_STATED PROBLEM_. Search the material and gather each line with "mediante" in it.

_RECORDS TO USE_.
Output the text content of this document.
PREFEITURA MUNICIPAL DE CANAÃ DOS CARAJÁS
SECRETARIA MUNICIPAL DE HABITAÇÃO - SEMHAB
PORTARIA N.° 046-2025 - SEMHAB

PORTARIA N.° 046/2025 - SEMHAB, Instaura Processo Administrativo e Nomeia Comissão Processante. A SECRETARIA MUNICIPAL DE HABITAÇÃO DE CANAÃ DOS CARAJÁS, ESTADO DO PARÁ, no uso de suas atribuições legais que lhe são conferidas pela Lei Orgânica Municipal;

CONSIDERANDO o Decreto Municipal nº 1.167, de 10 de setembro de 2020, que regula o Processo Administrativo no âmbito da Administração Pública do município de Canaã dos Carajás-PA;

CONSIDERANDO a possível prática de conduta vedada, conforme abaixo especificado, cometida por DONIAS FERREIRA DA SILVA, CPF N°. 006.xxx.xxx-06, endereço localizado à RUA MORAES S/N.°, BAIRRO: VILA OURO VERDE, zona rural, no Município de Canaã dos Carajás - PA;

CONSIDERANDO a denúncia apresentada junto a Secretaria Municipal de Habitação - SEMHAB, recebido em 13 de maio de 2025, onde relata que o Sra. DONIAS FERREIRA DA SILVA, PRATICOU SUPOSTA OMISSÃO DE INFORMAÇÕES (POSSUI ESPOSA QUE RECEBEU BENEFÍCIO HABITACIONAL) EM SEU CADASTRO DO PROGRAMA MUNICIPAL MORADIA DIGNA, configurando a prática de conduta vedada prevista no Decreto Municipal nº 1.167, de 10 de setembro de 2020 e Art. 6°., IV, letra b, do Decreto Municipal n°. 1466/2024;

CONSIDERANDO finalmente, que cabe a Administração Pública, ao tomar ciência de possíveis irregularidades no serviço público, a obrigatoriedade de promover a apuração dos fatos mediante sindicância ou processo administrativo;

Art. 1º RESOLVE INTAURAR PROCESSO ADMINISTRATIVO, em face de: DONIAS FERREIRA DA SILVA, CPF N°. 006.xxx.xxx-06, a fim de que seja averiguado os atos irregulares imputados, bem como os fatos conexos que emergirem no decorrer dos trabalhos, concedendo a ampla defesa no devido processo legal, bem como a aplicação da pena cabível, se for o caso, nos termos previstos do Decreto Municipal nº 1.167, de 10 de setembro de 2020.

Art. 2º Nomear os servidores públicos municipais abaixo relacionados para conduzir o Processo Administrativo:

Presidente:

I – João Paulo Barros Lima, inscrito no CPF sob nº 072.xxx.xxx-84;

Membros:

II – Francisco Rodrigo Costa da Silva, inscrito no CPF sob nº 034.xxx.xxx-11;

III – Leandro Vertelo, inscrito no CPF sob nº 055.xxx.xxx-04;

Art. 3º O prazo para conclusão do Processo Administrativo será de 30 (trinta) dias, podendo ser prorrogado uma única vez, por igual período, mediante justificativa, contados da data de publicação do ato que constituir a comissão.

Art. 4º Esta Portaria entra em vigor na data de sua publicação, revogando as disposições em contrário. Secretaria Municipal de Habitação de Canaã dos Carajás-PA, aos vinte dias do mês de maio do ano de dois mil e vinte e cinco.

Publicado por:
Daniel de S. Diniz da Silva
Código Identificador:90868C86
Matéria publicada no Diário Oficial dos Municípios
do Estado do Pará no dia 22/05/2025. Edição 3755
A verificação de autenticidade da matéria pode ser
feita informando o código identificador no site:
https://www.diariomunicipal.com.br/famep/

_THE ANSWER_.
CONSIDERANDO finalmente, que cabe a Administração Pública, ao tomar ciência de possíveis irregularidades no serviço público, a obrigatoriedade de promover a apuração dos fatos mediante sindicância ou processo administrativo;
Art. 3º O prazo para conclusão do Processo Administrativo será de 30 (trinta) dias, podendo ser prorrogado uma única vez, por igual período, mediante justificativa, contados da data de publicação do ato que constituir a comissão.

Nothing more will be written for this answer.